[What you need to do]: Search the material below for the string "icon" and list each line that holds it.
● ● ●
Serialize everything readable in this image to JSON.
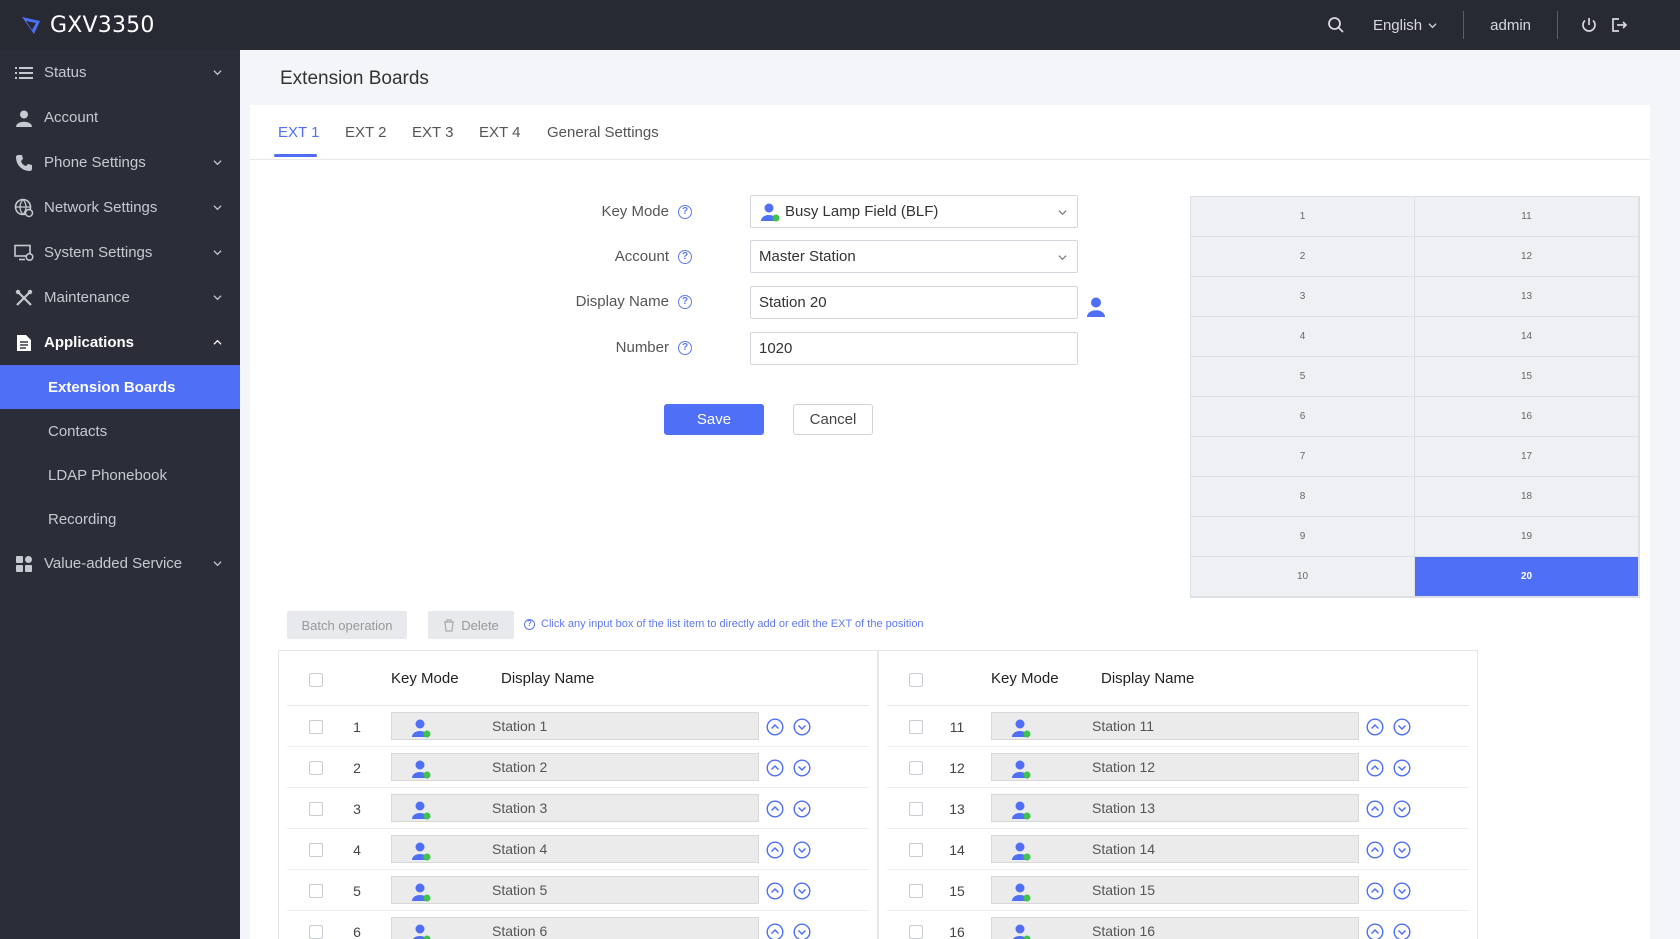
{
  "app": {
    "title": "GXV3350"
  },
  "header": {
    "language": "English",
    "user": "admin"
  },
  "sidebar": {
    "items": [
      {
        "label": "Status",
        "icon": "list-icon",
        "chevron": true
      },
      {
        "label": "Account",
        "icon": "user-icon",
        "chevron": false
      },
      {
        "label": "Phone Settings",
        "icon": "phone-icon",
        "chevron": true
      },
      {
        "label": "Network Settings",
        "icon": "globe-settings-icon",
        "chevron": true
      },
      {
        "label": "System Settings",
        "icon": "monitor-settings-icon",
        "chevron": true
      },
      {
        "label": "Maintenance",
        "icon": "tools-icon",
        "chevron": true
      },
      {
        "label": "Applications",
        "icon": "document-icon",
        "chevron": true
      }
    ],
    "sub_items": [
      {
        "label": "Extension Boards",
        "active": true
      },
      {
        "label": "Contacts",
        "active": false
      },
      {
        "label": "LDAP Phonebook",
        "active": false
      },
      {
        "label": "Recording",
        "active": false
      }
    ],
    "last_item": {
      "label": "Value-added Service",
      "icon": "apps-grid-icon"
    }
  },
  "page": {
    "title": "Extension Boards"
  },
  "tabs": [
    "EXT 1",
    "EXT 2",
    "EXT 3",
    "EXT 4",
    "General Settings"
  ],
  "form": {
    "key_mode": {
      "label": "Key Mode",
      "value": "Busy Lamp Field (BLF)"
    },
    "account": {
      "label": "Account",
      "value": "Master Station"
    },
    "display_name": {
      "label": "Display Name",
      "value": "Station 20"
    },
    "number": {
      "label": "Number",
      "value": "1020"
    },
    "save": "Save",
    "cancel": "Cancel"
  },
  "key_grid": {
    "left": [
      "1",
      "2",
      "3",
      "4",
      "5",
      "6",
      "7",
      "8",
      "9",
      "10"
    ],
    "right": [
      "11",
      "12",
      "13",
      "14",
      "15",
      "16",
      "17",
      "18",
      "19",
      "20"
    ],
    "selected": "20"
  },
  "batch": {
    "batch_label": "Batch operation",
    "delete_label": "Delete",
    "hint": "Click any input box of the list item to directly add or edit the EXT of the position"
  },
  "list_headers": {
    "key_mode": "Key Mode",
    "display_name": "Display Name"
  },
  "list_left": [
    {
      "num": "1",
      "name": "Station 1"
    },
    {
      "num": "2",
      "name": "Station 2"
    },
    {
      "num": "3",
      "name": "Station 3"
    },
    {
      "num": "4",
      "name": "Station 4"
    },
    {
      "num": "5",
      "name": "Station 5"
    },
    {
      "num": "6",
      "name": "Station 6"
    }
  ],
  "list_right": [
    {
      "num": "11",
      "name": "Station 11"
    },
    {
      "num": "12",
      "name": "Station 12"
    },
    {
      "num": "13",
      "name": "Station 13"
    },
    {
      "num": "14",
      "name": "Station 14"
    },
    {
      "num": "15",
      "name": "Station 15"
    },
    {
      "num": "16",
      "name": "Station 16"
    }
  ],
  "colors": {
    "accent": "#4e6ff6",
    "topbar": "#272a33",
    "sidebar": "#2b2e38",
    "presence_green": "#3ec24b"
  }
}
● ● ●
[Reply to the task]:
        "icon": "list-icon",
        "icon": "user-icon",
        "icon": "phone-icon",
        "icon": "globe-settings-icon",
        "icon": "monitor-settings-icon",
        "icon": "tools-icon",
        "icon": "document-icon",
      "icon": "apps-grid-icon"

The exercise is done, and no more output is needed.